:: Dataset rows ::
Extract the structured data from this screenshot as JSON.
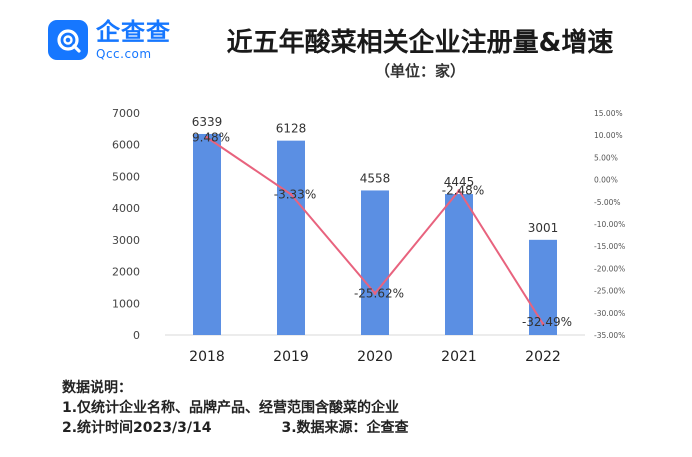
{
  "header": {
    "logo_cn": "企查查",
    "logo_en": "Qcc.com",
    "title": "近五年酸菜相关企业注册量&增速",
    "unit": "（单位：家）"
  },
  "notes": {
    "heading": "数据说明：",
    "line1": "1.仅统计企业名称、品牌产品、经营范围含酸菜的企业",
    "line2_a": "2.统计时间2023/3/14",
    "line2_b": "3.数据来源：企查查"
  },
  "colors": {
    "bar": "#5b8fe3",
    "line": "#e8637e",
    "brand": "#1677ff"
  },
  "chart_data": {
    "type": "bar",
    "categories": [
      "2018",
      "2019",
      "2020",
      "2021",
      "2022"
    ],
    "series": [
      {
        "values": [
          6339,
          6128,
          4558,
          4445,
          3001
        ],
        "axis": "left",
        "kind": "bar"
      },
      {
        "values": [
          9.48,
          -3.33,
          -25.62,
          -2.48,
          -32.49
        ],
        "axis": "right",
        "kind": "line",
        "labels": [
          "9.48%",
          "-3.33%",
          "-25.62%",
          "-2.48%",
          "-32.49%"
        ]
      }
    ],
    "ylim_left": [
      0,
      7000
    ],
    "yticks_left": [
      0,
      1000,
      2000,
      3000,
      4000,
      5000,
      6000,
      7000
    ],
    "ylim_right": [
      -35,
      15
    ],
    "yticks_right": [
      "15.00%",
      "10.00%",
      "5.00%",
      "0.00%",
      "-5.00%",
      "-10.00%",
      "-15.00%",
      "-20.00%",
      "-25.00%",
      "-30.00%",
      "-35.00%"
    ],
    "grid": false,
    "legend": "none"
  }
}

:: Prompt ::
Pictures are to be left out; all else in the entries above is to be quoted exactly.

:: Answer below ::
Extract the structured data from this screenshot as JSON.
{
  "header": {
    "logo_cn": "企查查",
    "logo_en": "Qcc.com",
    "title": "近五年酸菜相关企业注册量&增速",
    "unit": "（单位：家）"
  },
  "notes": {
    "heading": "数据说明：",
    "line1": "1.仅统计企业名称、品牌产品、经营范围含酸菜的企业",
    "line2_a": "2.统计时间2023/3/14",
    "line2_b": "3.数据来源：企查查"
  },
  "colors": {
    "bar": "#5b8fe3",
    "line": "#e8637e",
    "brand": "#1677ff"
  },
  "chart_data": {
    "type": "bar",
    "categories": [
      "2018",
      "2019",
      "2020",
      "2021",
      "2022"
    ],
    "series": [
      {
        "values": [
          6339,
          6128,
          4558,
          4445,
          3001
        ],
        "axis": "left",
        "kind": "bar"
      },
      {
        "values": [
          9.48,
          -3.33,
          -25.62,
          -2.48,
          -32.49
        ],
        "axis": "right",
        "kind": "line",
        "labels": [
          "9.48%",
          "-3.33%",
          "-25.62%",
          "-2.48%",
          "-32.49%"
        ]
      }
    ],
    "ylim_left": [
      0,
      7000
    ],
    "yticks_left": [
      0,
      1000,
      2000,
      3000,
      4000,
      5000,
      6000,
      7000
    ],
    "ylim_right": [
      -35,
      15
    ],
    "yticks_right": [
      "15.00%",
      "10.00%",
      "5.00%",
      "0.00%",
      "-5.00%",
      "-10.00%",
      "-15.00%",
      "-20.00%",
      "-25.00%",
      "-30.00%",
      "-35.00%"
    ],
    "grid": false,
    "legend": "none"
  }
}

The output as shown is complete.